Items:
──────────

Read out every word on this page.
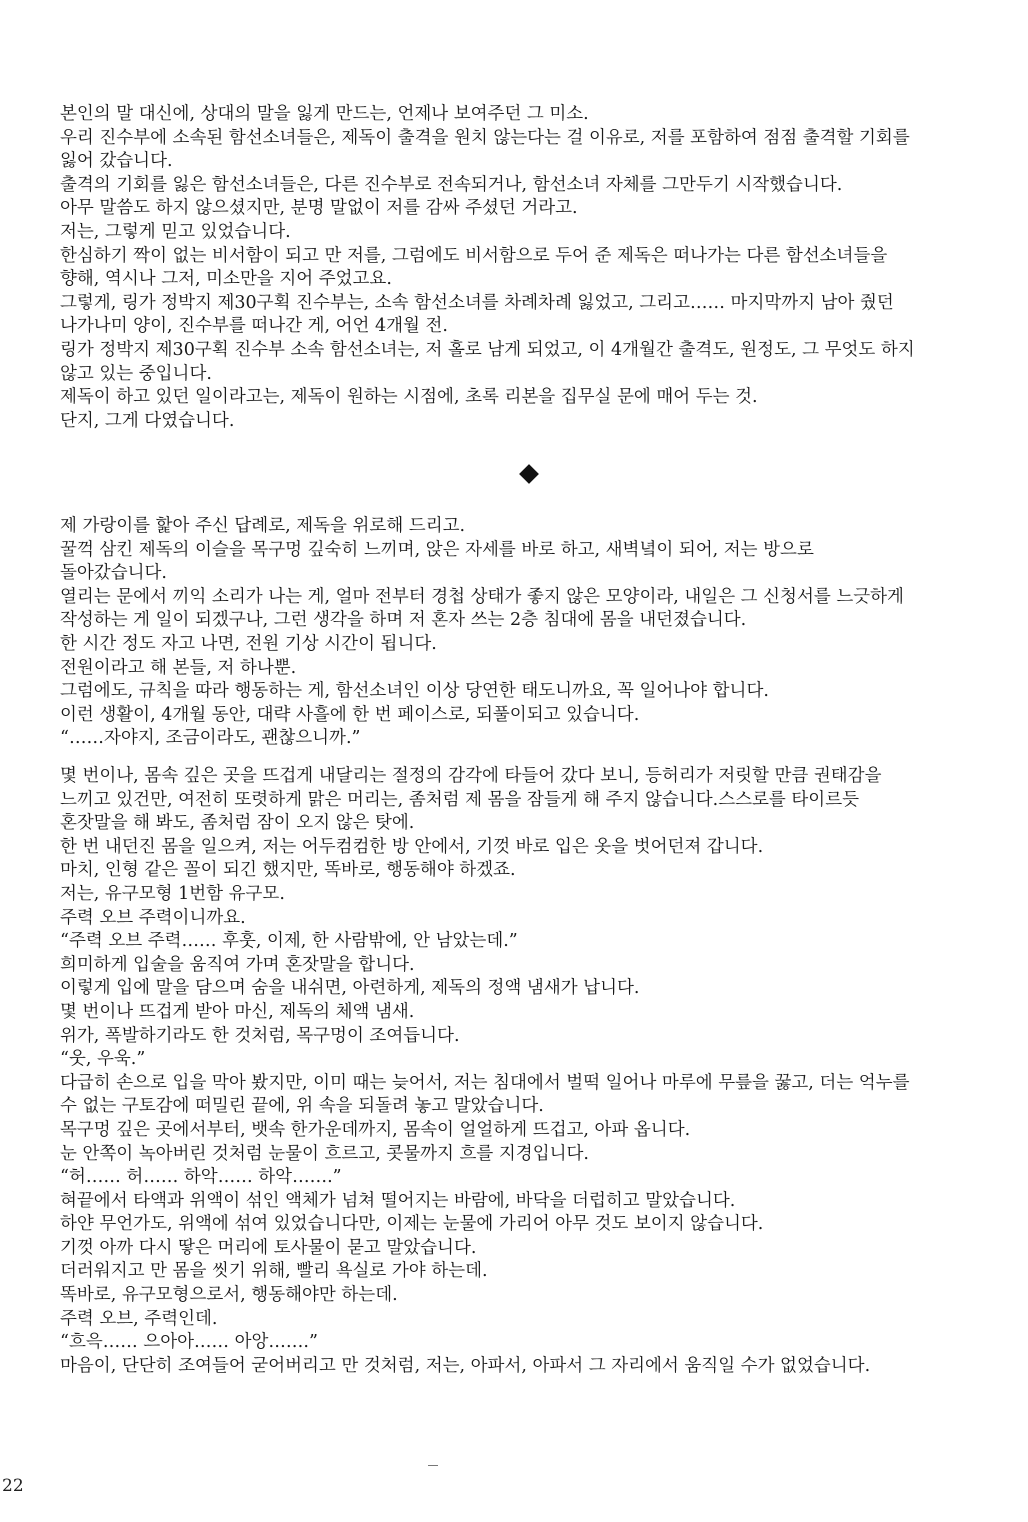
본인의 말 대신에, 상대의 말을 잃게 만드는, 언제나 보여주던 그 미소.
우리 진수부에 소속된 함선소녀들은, 제독이 출격을 원치 않는다는 걸 이유로, 저를 포함하여 점점 출격할 기회를
잃어 갔습니다.
출격의 기회를 잃은 함선소녀들은, 다른 진수부로 전속되거나, 함선소녀 자체를 그만두기 시작했습니다.
아무 말씀도 하지 않으셨지만, 분명 말없이 저를 감싸 주셨던 거라고.
저는, 그렇게 믿고 있었습니다.
한심하기 짝이 없는 비서함이 되고 만 저를, 그럼에도 비서함으로 두어 준 제독은 떠나가는 다른 함선소녀들을
향해, 역시나 그저, 미소만을 지어 주었고요.
그렇게, 링가 정박지 제30구획 진수부는, 소속 함선소녀를 차례차례 잃었고, 그리고…… 마지막까지 남아 줬던
나가나미 양이, 진수부를 떠나간 게, 어언 4개월 전.
링가 정박지 제30구획 진수부 소속 함선소녀는, 저 홀로 남게 되었고, 이 4개월간 출격도, 원정도, 그 무엇도 하지
않고 있는 중입니다.
제독이 하고 있던 일이라고는, 제독이 원하는 시점에, 초록 리본을 집무실 문에 매어 두는 것.
단지, 그게 다였습니다.
제 가랑이를 핥아 주신 답례로, 제독을 위로해 드리고.
꿀꺽 삼킨 제독의 이슬을 목구멍 깊숙히 느끼며, 앉은 자세를 바로 하고, 새벽녘이 되어, 저는 방으로
돌아갔습니다.
열리는 문에서 끼익 소리가 나는 게, 얼마 전부터 경첩 상태가 좋지 않은 모양이라, 내일은 그 신청서를 느긋하게
작성하는 게 일이 되겠구나, 그런 생각을 하며 저 혼자 쓰는 2층 침대에 몸을 내던졌습니다.
한 시간 정도 자고 나면, 전원 기상 시간이 됩니다.
전원이라고 해 본들, 저 하나뿐.
그럼에도, 규칙을 따라 행동하는 게, 함선소녀인 이상 당연한 태도니까요, 꼭 일어나야 합니다.
이런 생활이, 4개월 동안, 대략 사흘에 한 번 페이스로, 되풀이되고 있습니다.
“……자야지, 조금이라도, 괜찮으니까.”
몇 번이나, 몸속 깊은 곳을 뜨겁게 내달리는 절정의 감각에 타들어 갔다 보니, 등허리가 저릿할 만큼 권태감을
느끼고 있건만, 여전히 또렷하게 맑은 머리는, 좀처럼 제 몸을 잠들게 해 주지 않습니다.스스로를 타이르듯
혼잣말을 해 봐도, 좀처럼 잠이 오지 않은 탓에.
한 번 내던진 몸을 일으켜, 저는 어두컴컴한 방 안에서, 기껏 바로 입은 옷을 벗어던져 갑니다.
마치, 인형 같은 꼴이 되긴 했지만, 똑바로, 행동해야 하겠죠.
저는, 유구모형 1번함 유구모.
주력 오브 주력이니까요.
“주력 오브 주력…… 후훗, 이제, 한 사람밖에, 안 남았는데.”
희미하게 입술을 움직여 가며 혼잣말을 합니다.
이렇게 입에 말을 담으며 숨을 내쉬면, 아련하게, 제독의 정액 냄새가 납니다.
몇 번이나 뜨겁게 받아 마신, 제독의 체액 냄새.
위가, 폭발하기라도 한 것처럼, 목구멍이 조여듭니다.
“웃, 우욱.”
다급히 손으로 입을 막아 봤지만, 이미 때는 늦어서, 저는 침대에서 벌떡 일어나 마루에 무릎을 꿇고, 더는 억누를
수 없는 구토감에 떠밀린 끝에, 위 속을 되돌려 놓고 말았습니다.
목구멍 깊은 곳에서부터, 뱃속 한가운데까지, 몸속이 얼얼하게 뜨겁고, 아파 옵니다.
눈 안쪽이 녹아버린 것처럼 눈물이 흐르고, 콧물까지 흐를 지경입니다.
“허…… 허…… 하악…… 하악…….”
혀끝에서 타액과 위액이 섞인 액체가 넘쳐 떨어지는 바람에, 바닥을 더럽히고 말았습니다.
하얀 무언가도, 위액에 섞여 있었습니다만, 이제는 눈물에 가리어 아무 것도 보이지 않습니다.
기껏 아까 다시 땋은 머리에 토사물이 묻고 말았습니다.
더러워지고 만 몸을 씻기 위해, 빨리 욕실로 가야 하는데.
똑바로, 유구모형으로서, 행동해야만 하는데.
주력 오브, 주력인데.
“흐윽…… 으아아…… 아앙…….”
마음이, 단단히 조여들어 굳어버리고 만 것처럼, 저는, 아파서, 아파서 그 자리에서 움직일 수가 없었습니다.
22
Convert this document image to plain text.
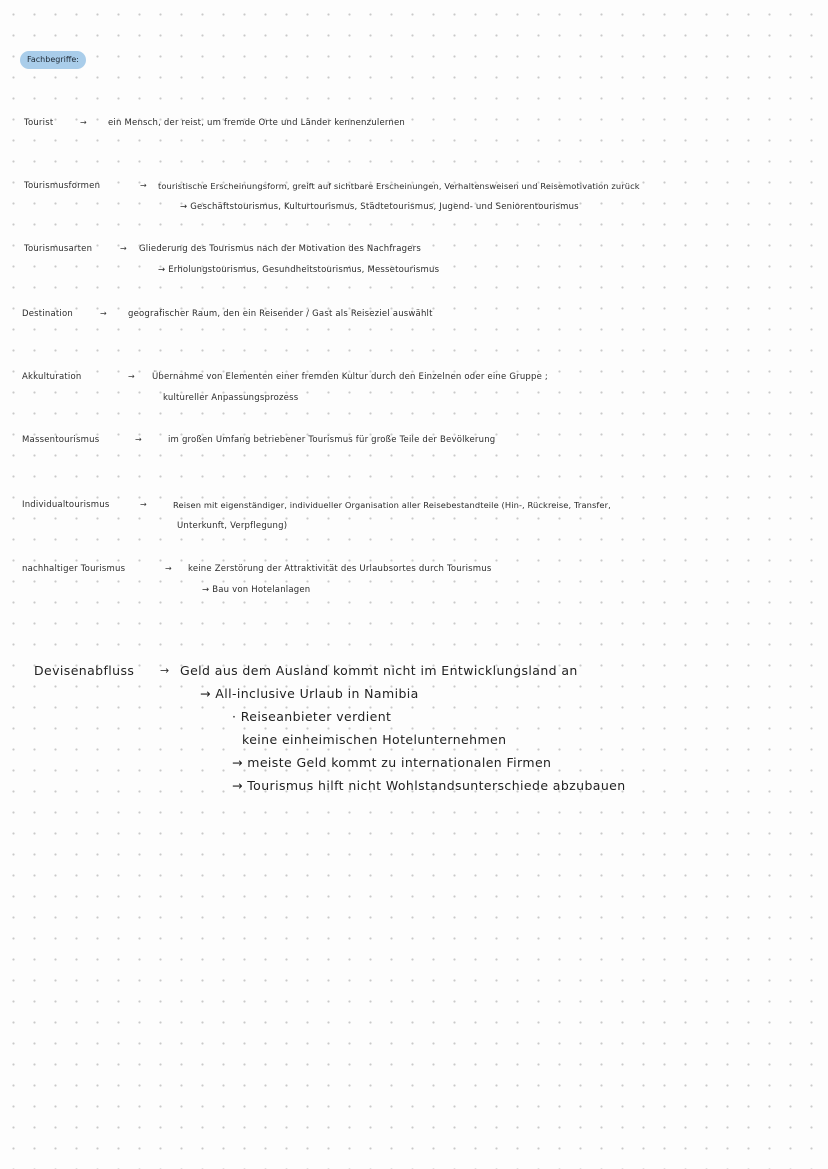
Fachbegriffe:
Tourist	→	ein Mensch, der reist, um fremde Orte und Länder kennenzulernen
Tourismusformen	→ touristische Erscheinungsform, greift auf sichtbare Erscheinungen, Verhaltensweisen und Reisemotivation zurück
→ Geschäftstourismus, Kulturtourismus, Städtetourismus, Jugend- und Seniorentourismus
Tourismusarten	→ Gliederung des Tourismus nach der Motivation des Nachfragers
→ Erholungstourismus, Gesundheitstourismus, Messetourismus
Destination	→	geografischer Raum, den ein Reisender / Gast als Reiseziel auswählt
Akkulturation	→ Übernahme von Elementen einer fremden Kultur durch den Einzelnen oder eine Gruppe ;
kultureller Anpassungsprozess
Massentourismus	→	im großen Umfang betriebener Tourismus für große Teile der Bevölkerung
Individualtourismus	→	Reisen mit eigenständiger, individueller Organisation aller Reisebestandteile (Hin-, Rückreise, Transfer,
Unterkunft, Verpflegung)
nachhaltiger Tourismus	→ keine Zerstörung der Attraktivität des Urlaubsortes durch Tourismus
→ Bau von Hotelanlagen
Devisenabfluss → Geld aus dem Ausland kommt nicht im Entwicklungsland an
→ All-inclusive Urlaub in Namibia
· Reiseanbieter verdient
keine einheimischen Hotelunternehmen
→ meiste Geld kommt zu internationalen Firmen
→ Tourismus hilft nicht Wohlstandsunterschiede abzubauen
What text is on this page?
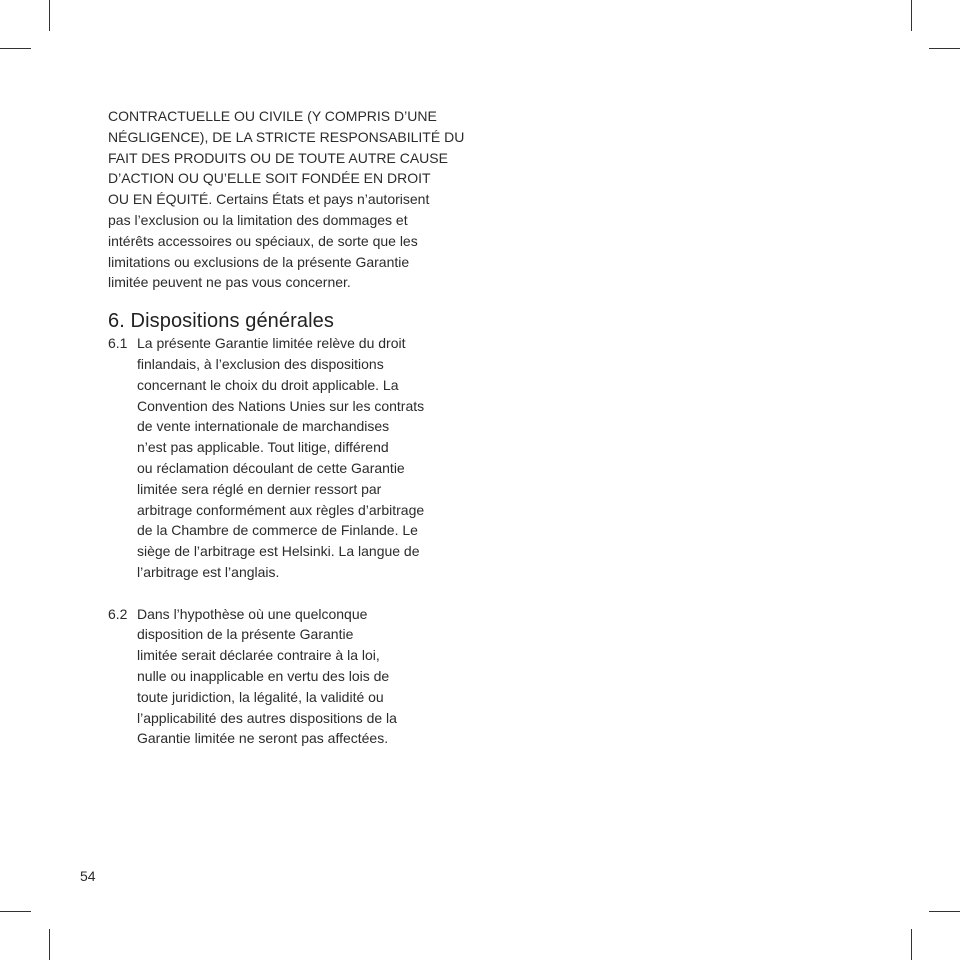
CONTRACTUELLE OU CIVILE (Y COMPRIS D’UNE

NÉGLIGENCE), DE LA STRICTE RESPONSABILITÉ DU

FAIT DES PRODUITS OU DE TOUTE AUTRE CAUSE

D’ACTION OU QU’ELLE SOIT FONDÉE EN DROIT

OU EN ÉQUITÉ. Certains États et pays n’autorisent

pas l’exclusion ou la limitation des dommages et

intérêts accessoires ou spéciaux, de sorte que les

limitations ou exclusions de la présente Garantie

limitée peuvent ne pas vous concerner.

6. Dispositions générales
6.1 La présente Garantie limitée relève du droit

finlandais, à l’exclusion des dispositions

concernant le choix du droit applicable. La

Convention des Nations Unies sur les contrats

de vente internationale de marchandises

n’est pas applicable. Tout litige, différend

ou réclamation découlant de cette Garantie

limitée sera réglé en dernier ressort par

arbitrage conformément aux règles d’arbitrage

de la Chambre de commerce de Finlande. Le

siège de l’arbitrage est Helsinki. La langue de

l’arbitrage est l’anglais.

6.2 Dans l’hypothèse où une quelconque

disposition de la présente Garantie

limitée serait déclarée contraire à la loi,

nulle ou inapplicable en vertu des lois de

toute juridiction, la légalité, la validité ou

l’applicabilité des autres dispositions de la

Garantie limitée ne seront pas affectées.

54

──────────

Written instruction: Each line from the one bearing "What text is on this page?" through the final line of the records is to be copied exactly, and no pictures are to be included.

Final result:
What text is on this page?
CONTRACTUELLE OU CIVILE (Y COMPRIS D’UNE

NÉGLIGENCE), DE LA STRICTE RESPONSABILITÉ DU

FAIT DES PRODUITS OU DE TOUTE AUTRE CAUSE

D’ACTION OU QU’ELLE SOIT FONDÉE EN DROIT

OU EN ÉQUITÉ. Certains États et pays n’autorisent

pas l’exclusion ou la limitation des dommages et

intérêts accessoires ou spéciaux, de sorte que les

limitations ou exclusions de la présente Garantie

limitée peuvent ne pas vous concerner.

6. Dispositions générales
6.1 La présente Garantie limitée relève du droit

finlandais, à l’exclusion des dispositions

concernant le choix du droit applicable. La

Convention des Nations Unies sur les contrats

de vente internationale de marchandises

n’est pas applicable. Tout litige, différend

ou réclamation découlant de cette Garantie

limitée sera réglé en dernier ressort par

arbitrage conformément aux règles d’arbitrage

de la Chambre de commerce de Finlande. Le

siège de l’arbitrage est Helsinki. La langue de

l’arbitrage est l’anglais.

6.2 Dans l’hypothèse où une quelconque

disposition de la présente Garantie

limitée serait déclarée contraire à la loi,

nulle ou inapplicable en vertu des lois de

toute juridiction, la légalité, la validité ou

l’applicabilité des autres dispositions de la

Garantie limitée ne seront pas affectées.

54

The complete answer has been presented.